DIRECTIVE
Write only the number of lines holding the string "Maghrib".

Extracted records
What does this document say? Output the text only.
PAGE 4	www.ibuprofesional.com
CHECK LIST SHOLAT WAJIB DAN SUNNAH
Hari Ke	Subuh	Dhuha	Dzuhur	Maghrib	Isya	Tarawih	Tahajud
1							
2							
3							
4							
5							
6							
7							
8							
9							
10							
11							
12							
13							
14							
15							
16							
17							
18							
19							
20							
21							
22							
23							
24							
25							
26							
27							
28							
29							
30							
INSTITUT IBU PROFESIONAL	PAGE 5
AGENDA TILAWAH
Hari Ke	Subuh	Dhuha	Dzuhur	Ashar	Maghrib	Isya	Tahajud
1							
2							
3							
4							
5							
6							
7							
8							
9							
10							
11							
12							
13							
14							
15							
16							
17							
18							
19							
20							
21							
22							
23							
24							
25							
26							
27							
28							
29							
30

* * *

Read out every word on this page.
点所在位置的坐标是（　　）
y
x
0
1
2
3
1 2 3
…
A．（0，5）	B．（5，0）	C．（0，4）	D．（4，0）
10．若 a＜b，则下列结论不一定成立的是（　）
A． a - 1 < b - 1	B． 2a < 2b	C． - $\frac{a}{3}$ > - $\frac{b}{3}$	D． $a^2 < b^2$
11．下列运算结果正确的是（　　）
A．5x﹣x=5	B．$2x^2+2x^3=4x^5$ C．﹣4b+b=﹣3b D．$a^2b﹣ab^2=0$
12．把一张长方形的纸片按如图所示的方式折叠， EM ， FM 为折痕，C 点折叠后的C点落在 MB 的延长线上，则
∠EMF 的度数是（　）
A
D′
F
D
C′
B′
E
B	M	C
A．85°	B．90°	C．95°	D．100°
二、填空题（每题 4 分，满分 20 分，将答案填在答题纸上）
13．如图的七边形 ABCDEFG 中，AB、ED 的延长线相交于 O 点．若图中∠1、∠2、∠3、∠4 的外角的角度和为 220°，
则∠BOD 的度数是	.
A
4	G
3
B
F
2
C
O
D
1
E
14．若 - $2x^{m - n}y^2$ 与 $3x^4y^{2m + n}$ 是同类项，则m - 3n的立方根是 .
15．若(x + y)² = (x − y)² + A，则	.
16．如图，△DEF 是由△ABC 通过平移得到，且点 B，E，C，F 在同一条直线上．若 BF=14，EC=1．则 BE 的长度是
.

THE RESPONSE
2